((
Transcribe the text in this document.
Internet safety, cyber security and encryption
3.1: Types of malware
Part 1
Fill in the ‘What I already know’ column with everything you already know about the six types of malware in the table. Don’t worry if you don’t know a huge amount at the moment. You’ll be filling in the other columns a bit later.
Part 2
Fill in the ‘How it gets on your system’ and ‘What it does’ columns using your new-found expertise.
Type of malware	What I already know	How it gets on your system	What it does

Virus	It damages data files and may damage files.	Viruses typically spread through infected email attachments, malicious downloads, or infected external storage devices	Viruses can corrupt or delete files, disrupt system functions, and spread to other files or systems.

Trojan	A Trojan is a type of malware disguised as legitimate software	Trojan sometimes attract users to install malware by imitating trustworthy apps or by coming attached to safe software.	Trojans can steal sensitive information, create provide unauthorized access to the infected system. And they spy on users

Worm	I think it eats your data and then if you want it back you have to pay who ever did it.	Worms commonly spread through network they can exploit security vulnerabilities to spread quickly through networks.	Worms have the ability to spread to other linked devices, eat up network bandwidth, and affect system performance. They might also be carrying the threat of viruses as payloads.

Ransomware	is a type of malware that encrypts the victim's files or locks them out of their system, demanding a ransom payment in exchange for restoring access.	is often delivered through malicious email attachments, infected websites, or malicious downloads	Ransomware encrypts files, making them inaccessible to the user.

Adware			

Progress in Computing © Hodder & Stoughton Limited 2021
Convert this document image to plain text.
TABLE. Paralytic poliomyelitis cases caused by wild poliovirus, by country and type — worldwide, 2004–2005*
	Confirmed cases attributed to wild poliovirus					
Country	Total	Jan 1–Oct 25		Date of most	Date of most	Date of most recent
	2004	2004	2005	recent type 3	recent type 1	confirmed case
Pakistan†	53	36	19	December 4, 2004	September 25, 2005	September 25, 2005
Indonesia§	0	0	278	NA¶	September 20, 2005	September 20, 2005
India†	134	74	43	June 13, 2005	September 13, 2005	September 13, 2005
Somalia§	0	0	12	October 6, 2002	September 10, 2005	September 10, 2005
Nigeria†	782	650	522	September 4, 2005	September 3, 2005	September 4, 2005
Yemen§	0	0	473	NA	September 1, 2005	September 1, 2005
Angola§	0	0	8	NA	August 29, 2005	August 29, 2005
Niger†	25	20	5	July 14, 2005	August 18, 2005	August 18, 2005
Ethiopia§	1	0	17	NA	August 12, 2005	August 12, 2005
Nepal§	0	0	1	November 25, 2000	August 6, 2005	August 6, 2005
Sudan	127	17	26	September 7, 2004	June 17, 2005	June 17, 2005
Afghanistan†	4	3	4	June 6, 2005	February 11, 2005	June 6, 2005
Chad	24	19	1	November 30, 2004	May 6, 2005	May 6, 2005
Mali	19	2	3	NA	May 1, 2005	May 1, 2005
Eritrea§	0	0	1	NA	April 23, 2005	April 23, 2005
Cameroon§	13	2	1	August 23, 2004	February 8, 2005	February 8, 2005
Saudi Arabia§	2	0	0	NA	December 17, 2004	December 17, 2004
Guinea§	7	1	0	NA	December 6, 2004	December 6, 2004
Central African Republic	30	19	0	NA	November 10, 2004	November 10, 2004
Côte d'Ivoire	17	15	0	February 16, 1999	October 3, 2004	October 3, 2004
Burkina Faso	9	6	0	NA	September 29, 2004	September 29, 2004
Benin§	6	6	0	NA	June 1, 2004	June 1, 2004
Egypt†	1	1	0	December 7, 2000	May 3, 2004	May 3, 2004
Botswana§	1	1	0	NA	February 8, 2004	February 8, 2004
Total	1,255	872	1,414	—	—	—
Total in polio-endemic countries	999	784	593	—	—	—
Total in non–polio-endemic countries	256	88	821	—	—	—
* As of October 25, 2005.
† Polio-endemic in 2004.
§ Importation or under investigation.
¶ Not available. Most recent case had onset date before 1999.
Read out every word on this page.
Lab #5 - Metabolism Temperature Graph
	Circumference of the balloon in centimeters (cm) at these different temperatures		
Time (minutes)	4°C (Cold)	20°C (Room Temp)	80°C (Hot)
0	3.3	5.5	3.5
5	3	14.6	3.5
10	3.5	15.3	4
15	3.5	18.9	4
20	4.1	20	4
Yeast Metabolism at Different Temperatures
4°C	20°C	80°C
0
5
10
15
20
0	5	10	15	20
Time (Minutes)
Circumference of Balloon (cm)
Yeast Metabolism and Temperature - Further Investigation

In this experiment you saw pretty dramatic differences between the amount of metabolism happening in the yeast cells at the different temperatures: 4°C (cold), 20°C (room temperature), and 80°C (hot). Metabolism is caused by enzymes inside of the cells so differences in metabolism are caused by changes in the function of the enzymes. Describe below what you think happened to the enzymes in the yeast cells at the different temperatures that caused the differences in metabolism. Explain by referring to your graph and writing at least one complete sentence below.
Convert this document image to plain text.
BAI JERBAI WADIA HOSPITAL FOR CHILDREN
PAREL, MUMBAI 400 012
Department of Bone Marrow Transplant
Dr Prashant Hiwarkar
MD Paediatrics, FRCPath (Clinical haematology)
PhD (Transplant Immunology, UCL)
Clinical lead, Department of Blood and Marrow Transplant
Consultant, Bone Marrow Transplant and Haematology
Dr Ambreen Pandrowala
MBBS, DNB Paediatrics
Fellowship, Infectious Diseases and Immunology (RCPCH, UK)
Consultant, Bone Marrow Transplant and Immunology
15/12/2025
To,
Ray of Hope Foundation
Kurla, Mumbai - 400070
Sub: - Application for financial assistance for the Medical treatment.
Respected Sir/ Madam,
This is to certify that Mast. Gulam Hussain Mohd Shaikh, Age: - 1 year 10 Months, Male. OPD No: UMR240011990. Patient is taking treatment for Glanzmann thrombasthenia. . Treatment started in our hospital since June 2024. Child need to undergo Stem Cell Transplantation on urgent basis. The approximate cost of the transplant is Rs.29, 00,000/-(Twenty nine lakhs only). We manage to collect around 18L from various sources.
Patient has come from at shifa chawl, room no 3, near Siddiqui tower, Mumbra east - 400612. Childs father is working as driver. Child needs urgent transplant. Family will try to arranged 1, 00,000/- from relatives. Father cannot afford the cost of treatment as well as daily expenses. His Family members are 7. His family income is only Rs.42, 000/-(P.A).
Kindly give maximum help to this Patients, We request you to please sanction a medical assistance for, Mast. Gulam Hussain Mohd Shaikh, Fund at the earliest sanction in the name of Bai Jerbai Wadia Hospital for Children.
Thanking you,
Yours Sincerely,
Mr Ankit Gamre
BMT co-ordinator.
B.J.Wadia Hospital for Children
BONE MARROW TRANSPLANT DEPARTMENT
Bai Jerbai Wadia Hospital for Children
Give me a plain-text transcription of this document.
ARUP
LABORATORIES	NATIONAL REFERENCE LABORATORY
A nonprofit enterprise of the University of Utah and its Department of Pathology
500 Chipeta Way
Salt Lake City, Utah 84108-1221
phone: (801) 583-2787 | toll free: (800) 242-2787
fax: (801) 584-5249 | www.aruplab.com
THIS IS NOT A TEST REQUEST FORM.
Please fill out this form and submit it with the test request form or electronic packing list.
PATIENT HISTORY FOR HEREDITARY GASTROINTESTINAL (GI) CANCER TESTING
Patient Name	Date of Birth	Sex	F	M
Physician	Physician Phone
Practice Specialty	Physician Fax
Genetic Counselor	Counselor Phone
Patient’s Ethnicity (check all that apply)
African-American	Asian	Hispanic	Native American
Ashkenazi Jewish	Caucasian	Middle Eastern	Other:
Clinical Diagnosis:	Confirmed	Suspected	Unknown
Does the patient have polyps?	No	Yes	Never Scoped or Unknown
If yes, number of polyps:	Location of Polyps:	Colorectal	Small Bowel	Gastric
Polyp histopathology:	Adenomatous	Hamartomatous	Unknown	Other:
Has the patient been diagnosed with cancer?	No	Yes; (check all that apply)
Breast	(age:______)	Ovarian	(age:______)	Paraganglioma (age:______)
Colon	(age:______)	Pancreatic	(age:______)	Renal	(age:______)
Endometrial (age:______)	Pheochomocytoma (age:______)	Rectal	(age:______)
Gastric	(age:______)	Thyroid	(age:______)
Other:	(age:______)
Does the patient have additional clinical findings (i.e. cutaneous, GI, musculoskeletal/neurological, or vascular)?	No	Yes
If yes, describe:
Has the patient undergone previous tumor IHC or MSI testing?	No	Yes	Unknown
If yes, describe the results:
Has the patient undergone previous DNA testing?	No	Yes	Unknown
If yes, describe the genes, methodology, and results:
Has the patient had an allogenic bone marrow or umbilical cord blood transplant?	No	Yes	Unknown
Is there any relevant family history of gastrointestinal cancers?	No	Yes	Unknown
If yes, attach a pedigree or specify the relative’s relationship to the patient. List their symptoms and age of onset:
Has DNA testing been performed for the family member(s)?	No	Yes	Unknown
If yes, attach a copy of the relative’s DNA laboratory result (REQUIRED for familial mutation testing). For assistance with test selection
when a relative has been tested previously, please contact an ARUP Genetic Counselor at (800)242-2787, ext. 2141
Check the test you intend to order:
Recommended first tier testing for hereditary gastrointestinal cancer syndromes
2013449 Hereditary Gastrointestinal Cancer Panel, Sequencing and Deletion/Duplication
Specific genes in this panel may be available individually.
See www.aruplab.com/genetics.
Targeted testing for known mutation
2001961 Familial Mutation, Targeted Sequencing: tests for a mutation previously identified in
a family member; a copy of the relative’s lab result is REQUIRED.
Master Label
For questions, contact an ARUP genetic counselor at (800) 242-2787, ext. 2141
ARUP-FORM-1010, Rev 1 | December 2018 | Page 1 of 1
))
**PROBLEM TO WORK ON**
From the data, list each line in which the string "June" appears.

**REPLY TO THE EXERCISE**
India†	134	74	43	June 13, 2005	September 13, 2005	September 13, 2005
Sudan	127	17	26	September 7, 2004	June 17, 2005	June 17, 2005
Afghanistan†	4	3	4	June 6, 2005	February 11, 2005	June 6, 2005
Benin§	6	6	0	NA	June 1, 2004	June 1, 2004
This is to certify that Mast. Gulam Hussain Mohd Shaikh, Age: - 1 year 10 Months, Male. OPD No: UMR240011990. Patient is taking treatment for Glanzmann thrombasthenia. . Treatment started in our hospital since June 2024. Child need to undergo Stem Cell Transplantation on urgent basis. The approximate cost of the transplant is Rs.29, 00,000/-(Twenty nine lakhs only). We manage to collect around 18L from various sources.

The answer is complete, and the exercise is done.